(Dataset items)
────────────────
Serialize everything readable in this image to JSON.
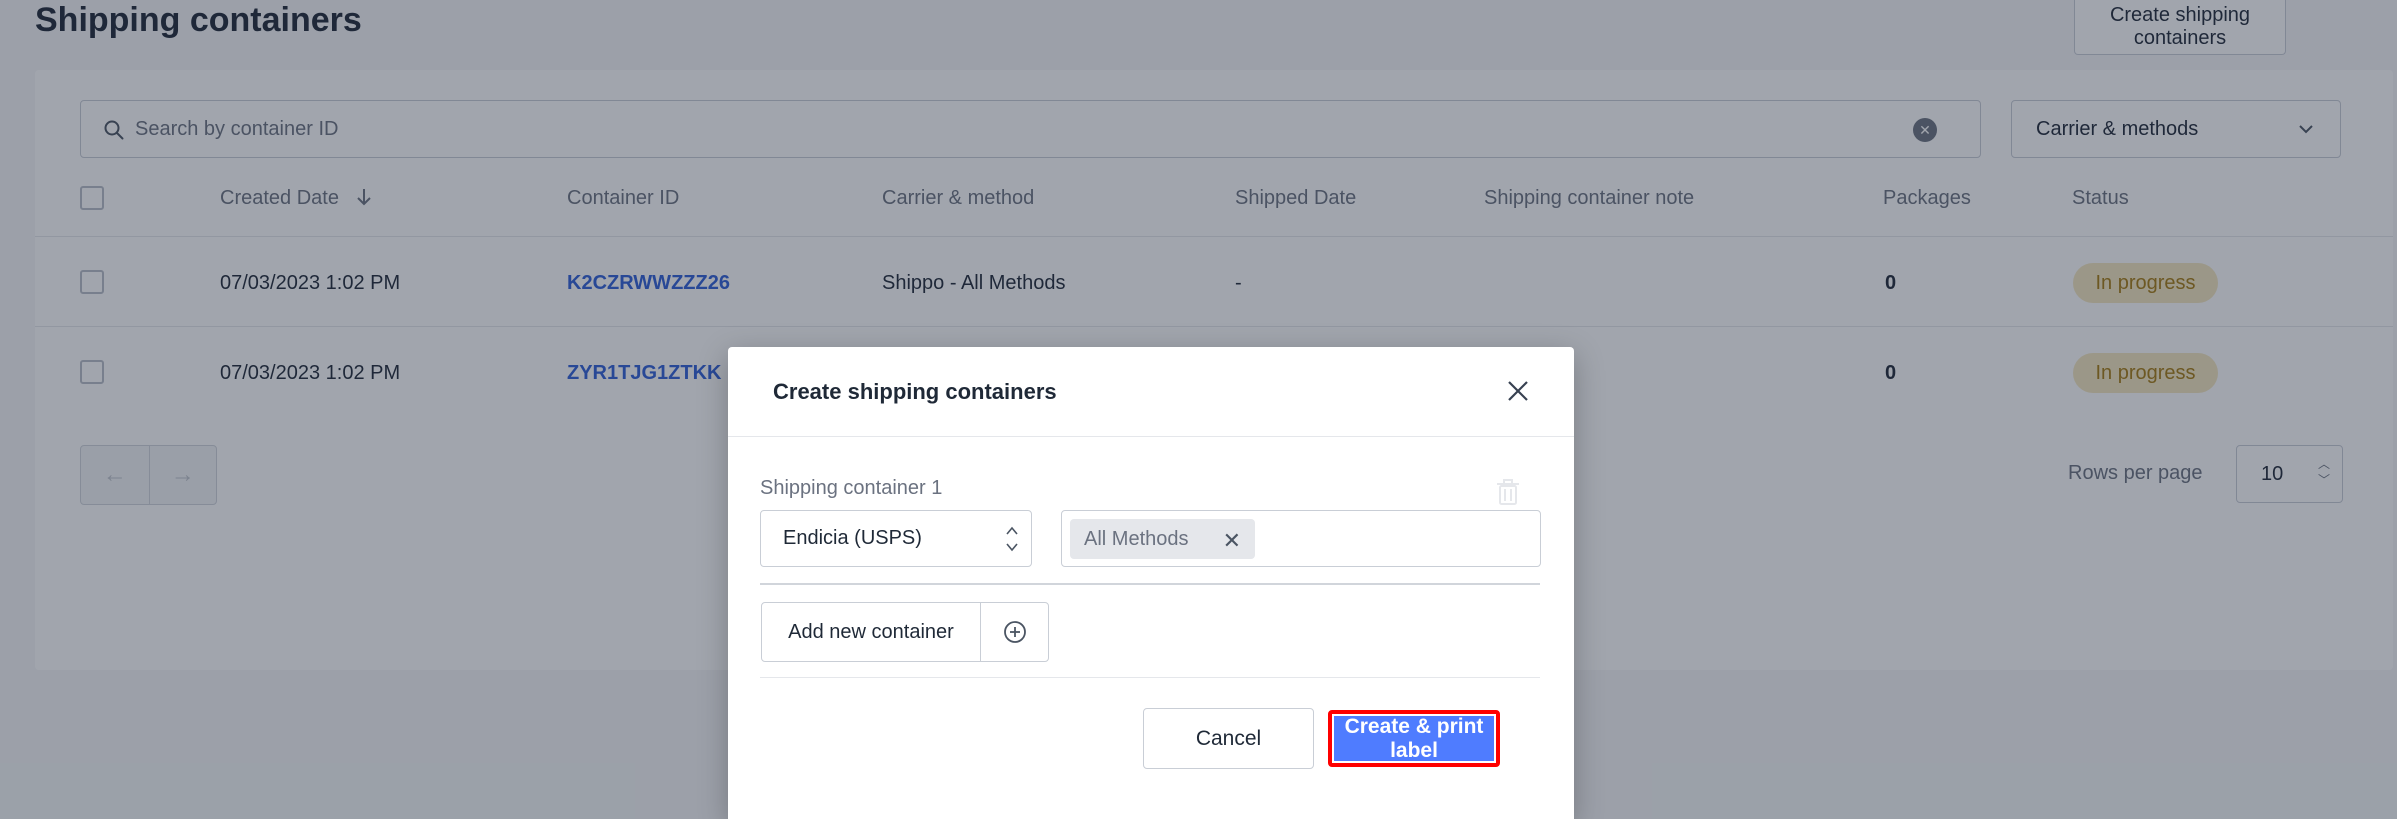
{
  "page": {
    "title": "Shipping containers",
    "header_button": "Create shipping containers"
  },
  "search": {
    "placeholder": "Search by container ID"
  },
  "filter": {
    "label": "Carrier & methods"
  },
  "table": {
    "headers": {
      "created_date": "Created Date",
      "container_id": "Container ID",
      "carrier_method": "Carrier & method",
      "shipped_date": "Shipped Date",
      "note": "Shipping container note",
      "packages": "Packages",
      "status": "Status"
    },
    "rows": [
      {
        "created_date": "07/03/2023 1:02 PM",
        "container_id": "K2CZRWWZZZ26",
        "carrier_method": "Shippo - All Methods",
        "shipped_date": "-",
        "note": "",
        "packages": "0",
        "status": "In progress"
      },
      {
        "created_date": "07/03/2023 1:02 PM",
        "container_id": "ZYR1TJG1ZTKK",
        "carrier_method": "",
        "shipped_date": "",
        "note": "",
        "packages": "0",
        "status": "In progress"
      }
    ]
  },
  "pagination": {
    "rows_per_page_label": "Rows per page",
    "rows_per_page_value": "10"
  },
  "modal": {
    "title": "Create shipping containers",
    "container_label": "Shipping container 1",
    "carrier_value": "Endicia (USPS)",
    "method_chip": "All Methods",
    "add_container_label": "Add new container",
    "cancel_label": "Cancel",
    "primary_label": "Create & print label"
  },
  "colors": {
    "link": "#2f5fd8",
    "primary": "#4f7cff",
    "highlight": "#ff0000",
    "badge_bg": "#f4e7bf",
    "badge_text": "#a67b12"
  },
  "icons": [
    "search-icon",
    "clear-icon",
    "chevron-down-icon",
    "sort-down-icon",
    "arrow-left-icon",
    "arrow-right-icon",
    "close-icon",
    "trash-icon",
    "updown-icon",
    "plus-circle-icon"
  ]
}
────────────────
Print out the material word for word, omitting the pictures.

Serialize everything readable in this image to JSON.
{
  "page": {
    "title": "Shipping containers",
    "header_button": "Create shipping containers"
  },
  "search": {
    "placeholder": "Search by container ID"
  },
  "filter": {
    "label": "Carrier & methods"
  },
  "table": {
    "headers": {
      "created_date": "Created Date",
      "container_id": "Container ID",
      "carrier_method": "Carrier & method",
      "shipped_date": "Shipped Date",
      "note": "Shipping container note",
      "packages": "Packages",
      "status": "Status"
    },
    "rows": [
      {
        "created_date": "07/03/2023 1:02 PM",
        "container_id": "K2CZRWWZZZ26",
        "carrier_method": "Shippo - All Methods",
        "shipped_date": "-",
        "note": "",
        "packages": "0",
        "status": "In progress"
      },
      {
        "created_date": "07/03/2023 1:02 PM",
        "container_id": "ZYR1TJG1ZTKK",
        "carrier_method": "",
        "shipped_date": "",
        "note": "",
        "packages": "0",
        "status": "In progress"
      }
    ]
  },
  "pagination": {
    "rows_per_page_label": "Rows per page",
    "rows_per_page_value": "10"
  },
  "modal": {
    "title": "Create shipping containers",
    "container_label": "Shipping container 1",
    "carrier_value": "Endicia (USPS)",
    "method_chip": "All Methods",
    "add_container_label": "Add new container",
    "cancel_label": "Cancel",
    "primary_label": "Create & print label"
  },
  "colors": {
    "link": "#2f5fd8",
    "primary": "#4f7cff",
    "highlight": "#ff0000",
    "badge_bg": "#f4e7bf",
    "badge_text": "#a67b12"
  },
  "icons": [
    "search-icon",
    "clear-icon",
    "chevron-down-icon",
    "sort-down-icon",
    "arrow-left-icon",
    "arrow-right-icon",
    "close-icon",
    "trash-icon",
    "updown-icon",
    "plus-circle-icon"
  ]
}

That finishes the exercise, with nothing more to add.